* **Information provided**
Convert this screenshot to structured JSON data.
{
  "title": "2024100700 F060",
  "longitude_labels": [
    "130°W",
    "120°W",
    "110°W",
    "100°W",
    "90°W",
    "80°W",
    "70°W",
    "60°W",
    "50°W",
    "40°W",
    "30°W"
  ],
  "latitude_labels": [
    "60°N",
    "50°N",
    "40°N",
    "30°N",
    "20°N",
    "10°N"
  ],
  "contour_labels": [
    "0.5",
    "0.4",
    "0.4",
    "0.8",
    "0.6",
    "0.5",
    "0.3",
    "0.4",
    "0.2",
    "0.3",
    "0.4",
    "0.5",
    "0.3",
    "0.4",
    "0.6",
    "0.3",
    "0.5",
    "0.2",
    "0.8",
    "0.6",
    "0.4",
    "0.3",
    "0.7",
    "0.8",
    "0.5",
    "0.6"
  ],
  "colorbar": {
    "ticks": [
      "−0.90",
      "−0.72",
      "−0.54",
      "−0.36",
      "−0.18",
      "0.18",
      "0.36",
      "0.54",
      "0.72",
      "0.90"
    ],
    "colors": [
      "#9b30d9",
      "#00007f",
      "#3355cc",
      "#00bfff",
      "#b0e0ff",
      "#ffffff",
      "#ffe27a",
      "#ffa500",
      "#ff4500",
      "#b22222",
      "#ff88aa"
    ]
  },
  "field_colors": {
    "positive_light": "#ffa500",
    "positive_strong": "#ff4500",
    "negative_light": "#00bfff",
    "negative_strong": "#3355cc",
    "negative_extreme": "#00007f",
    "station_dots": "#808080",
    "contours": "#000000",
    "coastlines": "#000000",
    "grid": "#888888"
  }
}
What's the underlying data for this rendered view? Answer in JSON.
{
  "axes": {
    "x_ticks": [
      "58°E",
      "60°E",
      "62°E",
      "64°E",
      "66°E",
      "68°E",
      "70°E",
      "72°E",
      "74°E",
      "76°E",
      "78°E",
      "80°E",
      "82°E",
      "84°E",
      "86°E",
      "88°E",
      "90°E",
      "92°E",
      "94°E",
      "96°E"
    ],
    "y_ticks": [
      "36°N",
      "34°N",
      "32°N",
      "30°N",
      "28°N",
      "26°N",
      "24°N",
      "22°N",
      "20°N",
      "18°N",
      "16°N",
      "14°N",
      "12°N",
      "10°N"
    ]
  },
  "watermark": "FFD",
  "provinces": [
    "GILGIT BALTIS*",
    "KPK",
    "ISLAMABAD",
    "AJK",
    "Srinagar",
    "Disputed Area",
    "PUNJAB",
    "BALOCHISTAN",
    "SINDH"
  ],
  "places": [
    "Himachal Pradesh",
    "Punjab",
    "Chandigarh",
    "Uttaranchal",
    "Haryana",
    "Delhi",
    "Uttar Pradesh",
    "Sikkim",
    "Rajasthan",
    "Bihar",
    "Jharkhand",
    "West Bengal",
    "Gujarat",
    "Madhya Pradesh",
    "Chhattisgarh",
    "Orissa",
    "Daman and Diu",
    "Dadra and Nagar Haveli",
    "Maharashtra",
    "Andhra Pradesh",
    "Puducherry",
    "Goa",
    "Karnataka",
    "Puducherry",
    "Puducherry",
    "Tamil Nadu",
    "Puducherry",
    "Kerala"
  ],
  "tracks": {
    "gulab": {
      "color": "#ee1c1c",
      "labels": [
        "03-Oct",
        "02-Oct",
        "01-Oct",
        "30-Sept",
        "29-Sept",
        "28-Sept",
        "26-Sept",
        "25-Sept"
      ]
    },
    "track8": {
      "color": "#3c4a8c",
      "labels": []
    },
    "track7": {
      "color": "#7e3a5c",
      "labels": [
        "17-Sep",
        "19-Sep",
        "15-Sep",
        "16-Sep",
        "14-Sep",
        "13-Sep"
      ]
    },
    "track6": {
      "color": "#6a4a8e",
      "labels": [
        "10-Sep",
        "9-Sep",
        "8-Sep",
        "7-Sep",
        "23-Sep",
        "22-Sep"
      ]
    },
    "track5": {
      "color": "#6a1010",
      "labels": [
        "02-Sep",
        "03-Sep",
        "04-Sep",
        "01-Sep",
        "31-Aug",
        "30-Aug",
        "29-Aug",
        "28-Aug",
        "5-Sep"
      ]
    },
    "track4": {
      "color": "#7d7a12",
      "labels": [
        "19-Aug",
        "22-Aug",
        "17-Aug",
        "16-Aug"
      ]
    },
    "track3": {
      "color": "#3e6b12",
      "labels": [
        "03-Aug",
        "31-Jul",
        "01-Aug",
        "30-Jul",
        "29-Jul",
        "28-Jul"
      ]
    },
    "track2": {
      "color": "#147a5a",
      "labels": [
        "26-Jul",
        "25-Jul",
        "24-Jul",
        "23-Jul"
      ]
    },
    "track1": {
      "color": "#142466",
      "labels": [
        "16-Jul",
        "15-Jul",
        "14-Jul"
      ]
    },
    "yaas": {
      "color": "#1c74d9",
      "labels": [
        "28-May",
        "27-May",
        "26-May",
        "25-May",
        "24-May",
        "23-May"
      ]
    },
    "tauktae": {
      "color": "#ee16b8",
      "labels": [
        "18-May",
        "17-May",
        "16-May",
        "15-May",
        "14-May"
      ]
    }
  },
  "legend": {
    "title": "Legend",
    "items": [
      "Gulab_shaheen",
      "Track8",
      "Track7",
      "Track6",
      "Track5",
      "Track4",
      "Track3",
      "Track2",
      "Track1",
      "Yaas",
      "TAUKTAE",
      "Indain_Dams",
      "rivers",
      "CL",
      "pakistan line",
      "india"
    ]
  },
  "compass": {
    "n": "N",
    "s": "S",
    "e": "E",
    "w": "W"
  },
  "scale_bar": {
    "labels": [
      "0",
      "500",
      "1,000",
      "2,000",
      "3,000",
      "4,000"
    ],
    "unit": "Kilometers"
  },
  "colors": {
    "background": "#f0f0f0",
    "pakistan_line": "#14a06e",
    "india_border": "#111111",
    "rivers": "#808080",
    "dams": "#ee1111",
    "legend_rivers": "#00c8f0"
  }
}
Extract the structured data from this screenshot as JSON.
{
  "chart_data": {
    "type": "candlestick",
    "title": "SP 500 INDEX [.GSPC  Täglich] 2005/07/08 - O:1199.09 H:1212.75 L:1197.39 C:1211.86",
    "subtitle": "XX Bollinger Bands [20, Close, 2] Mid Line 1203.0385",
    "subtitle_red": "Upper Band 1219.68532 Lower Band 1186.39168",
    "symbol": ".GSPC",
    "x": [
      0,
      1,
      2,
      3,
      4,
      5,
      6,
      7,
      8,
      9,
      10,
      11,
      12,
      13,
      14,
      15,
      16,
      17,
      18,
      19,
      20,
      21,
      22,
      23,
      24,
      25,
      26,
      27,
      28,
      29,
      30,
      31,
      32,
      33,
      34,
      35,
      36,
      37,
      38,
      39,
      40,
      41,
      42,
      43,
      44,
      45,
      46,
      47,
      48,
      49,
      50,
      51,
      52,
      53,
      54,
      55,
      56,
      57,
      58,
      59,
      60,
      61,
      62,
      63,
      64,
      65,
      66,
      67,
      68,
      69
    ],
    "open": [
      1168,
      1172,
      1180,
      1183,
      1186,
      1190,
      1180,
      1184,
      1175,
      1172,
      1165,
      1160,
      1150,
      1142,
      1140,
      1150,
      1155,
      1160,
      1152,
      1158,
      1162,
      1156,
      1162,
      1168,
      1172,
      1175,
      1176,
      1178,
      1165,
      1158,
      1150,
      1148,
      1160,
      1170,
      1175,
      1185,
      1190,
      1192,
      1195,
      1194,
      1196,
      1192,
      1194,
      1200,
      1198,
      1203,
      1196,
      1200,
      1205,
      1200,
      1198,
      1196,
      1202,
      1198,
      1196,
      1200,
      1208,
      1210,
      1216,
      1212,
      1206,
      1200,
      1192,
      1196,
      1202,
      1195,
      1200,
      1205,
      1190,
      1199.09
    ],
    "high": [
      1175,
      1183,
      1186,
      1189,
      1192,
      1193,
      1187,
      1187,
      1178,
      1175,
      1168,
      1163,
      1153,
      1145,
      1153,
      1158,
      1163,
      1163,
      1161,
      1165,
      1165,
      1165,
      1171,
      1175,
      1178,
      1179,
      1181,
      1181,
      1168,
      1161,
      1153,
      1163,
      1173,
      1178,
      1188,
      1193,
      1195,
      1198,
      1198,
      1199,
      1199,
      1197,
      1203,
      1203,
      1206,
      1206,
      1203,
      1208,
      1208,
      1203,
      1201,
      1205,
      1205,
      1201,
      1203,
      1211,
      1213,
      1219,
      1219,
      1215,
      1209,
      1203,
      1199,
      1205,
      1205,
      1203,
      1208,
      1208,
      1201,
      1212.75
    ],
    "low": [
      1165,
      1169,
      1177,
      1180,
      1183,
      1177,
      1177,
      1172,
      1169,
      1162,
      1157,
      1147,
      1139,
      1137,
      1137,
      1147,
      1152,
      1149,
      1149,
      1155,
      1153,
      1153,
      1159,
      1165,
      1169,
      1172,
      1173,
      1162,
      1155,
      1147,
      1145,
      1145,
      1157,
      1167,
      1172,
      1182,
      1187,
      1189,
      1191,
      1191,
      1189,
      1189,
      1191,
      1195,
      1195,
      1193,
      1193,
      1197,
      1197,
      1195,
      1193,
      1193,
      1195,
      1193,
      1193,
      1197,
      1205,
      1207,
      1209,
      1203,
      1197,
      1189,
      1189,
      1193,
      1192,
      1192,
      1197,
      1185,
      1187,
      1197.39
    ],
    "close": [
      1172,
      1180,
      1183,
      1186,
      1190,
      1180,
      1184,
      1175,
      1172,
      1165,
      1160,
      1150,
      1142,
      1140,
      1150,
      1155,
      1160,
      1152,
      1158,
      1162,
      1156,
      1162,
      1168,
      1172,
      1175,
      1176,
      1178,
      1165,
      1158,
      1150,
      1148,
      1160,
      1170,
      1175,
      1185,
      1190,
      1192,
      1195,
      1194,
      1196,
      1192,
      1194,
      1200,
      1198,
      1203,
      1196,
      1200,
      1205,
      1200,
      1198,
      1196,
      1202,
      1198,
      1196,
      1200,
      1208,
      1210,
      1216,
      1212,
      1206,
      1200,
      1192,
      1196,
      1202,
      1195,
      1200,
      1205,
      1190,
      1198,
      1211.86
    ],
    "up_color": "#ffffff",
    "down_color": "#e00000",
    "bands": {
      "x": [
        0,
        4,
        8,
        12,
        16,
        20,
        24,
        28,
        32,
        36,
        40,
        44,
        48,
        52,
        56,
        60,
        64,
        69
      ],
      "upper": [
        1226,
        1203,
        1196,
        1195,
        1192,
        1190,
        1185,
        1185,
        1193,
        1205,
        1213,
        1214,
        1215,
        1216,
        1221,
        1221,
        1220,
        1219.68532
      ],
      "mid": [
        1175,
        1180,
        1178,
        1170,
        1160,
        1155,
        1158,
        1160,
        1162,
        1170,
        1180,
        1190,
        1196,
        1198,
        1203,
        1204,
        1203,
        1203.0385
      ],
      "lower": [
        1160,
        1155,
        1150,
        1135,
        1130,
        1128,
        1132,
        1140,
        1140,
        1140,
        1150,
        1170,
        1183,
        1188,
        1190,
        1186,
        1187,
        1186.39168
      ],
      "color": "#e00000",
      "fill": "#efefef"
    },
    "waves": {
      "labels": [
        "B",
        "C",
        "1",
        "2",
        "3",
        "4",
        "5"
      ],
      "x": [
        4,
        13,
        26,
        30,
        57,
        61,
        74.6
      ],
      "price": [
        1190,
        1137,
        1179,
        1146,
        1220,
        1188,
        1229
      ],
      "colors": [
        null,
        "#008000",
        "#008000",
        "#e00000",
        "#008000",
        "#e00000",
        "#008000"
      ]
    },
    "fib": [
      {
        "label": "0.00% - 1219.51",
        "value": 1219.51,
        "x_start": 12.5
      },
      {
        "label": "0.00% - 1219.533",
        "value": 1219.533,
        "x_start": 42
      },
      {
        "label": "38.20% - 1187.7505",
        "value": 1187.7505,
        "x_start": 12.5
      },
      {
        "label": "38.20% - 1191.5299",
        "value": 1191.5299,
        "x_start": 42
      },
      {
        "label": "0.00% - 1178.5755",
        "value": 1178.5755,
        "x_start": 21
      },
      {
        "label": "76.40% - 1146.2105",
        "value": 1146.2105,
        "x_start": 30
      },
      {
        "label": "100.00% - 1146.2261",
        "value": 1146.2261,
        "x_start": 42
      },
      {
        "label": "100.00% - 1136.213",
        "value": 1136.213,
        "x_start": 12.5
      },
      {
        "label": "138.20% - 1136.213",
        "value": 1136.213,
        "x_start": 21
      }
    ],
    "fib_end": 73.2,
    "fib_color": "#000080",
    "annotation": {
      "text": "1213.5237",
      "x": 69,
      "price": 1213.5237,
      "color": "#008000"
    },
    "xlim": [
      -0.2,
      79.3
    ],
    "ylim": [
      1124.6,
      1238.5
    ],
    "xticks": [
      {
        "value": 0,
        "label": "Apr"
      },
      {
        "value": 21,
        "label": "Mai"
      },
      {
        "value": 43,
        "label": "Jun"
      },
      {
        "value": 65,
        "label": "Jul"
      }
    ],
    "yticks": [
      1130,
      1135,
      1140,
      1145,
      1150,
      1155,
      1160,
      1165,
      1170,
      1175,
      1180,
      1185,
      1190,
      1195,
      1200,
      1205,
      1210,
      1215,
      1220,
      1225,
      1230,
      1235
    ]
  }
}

* **The problem**
Using the material above, copy every line in which the string "Pradesh" occurs.

* **Complete output**
    "Himachal Pradesh",
    "Uttar Pradesh",
    "Madhya Pradesh",
    "Andhra Pradesh",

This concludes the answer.